### What you are asked to do
Without including any pictures, write out the listing below exactly.

==== Records for this exercise

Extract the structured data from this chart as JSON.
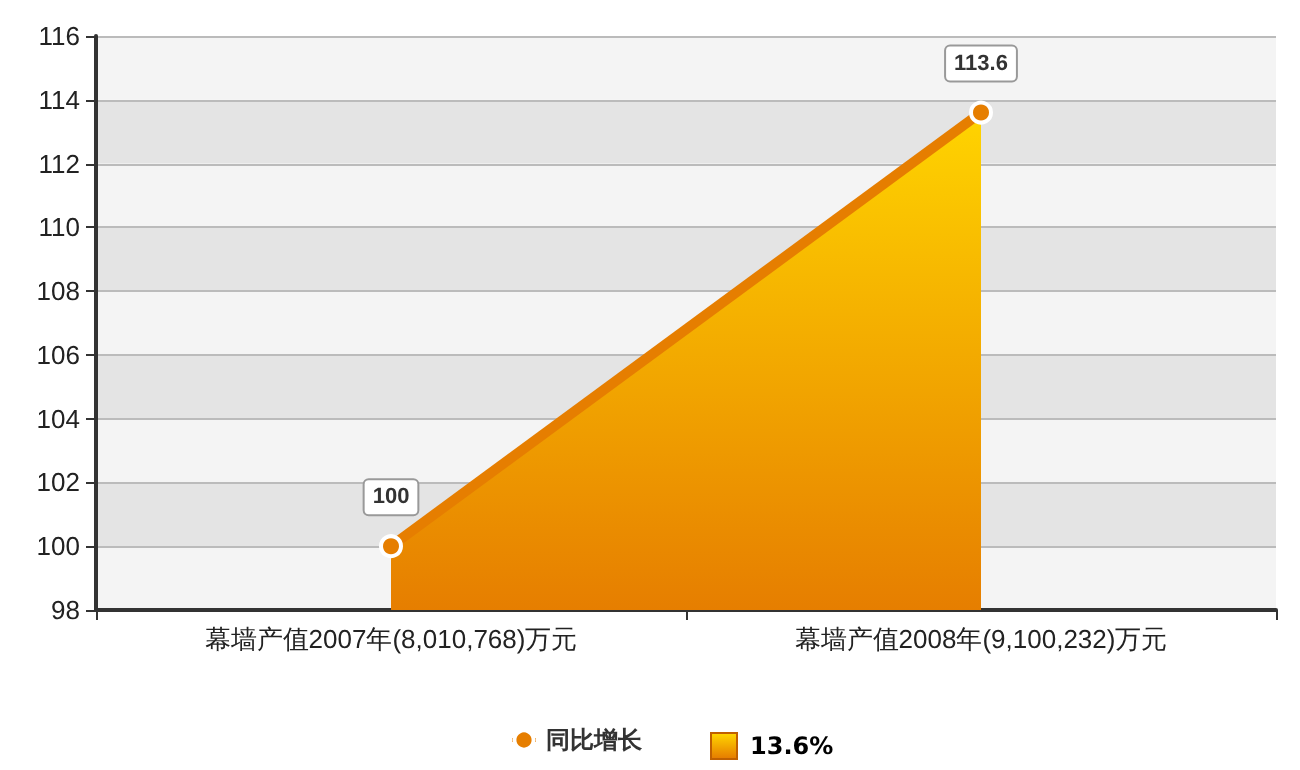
{
  "chart_data": {
    "type": "area",
    "categories": [
      "幕墙产值2007年(8,010,768)万元",
      "幕墙产值2008年(9,100,232)万元"
    ],
    "series": [
      {
        "name": "同比增长",
        "color": "#e67e00",
        "values": [
          100,
          113.6
        ]
      }
    ],
    "ylim": [
      98,
      116
    ],
    "yticks": [
      98,
      100,
      102,
      104,
      106,
      108,
      110,
      112,
      114,
      116
    ],
    "grid": "y",
    "legend": "bottom",
    "marker": "circle",
    "data_labels": true,
    "annotations": [
      "13.6%"
    ]
  }
}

========

### Exercise result
Extract the structured data from this chart as JSON.
{
  "chart_data": {
    "type": "area",
    "categories": [
      "幕墙产值2007年(8,010,768)万元",
      "幕墙产值2008年(9,100,232)万元"
    ],
    "series": [
      {
        "name": "同比增长",
        "color": "#e67e00",
        "values": [
          100,
          113.6
        ]
      }
    ],
    "ylim": [
      98,
      116
    ],
    "yticks": [
      98,
      100,
      102,
      104,
      106,
      108,
      110,
      112,
      114,
      116
    ],
    "grid": "y",
    "legend": "bottom",
    "marker": "circle",
    "data_labels": true,
    "annotations": [
      "13.6%"
    ]
  }
}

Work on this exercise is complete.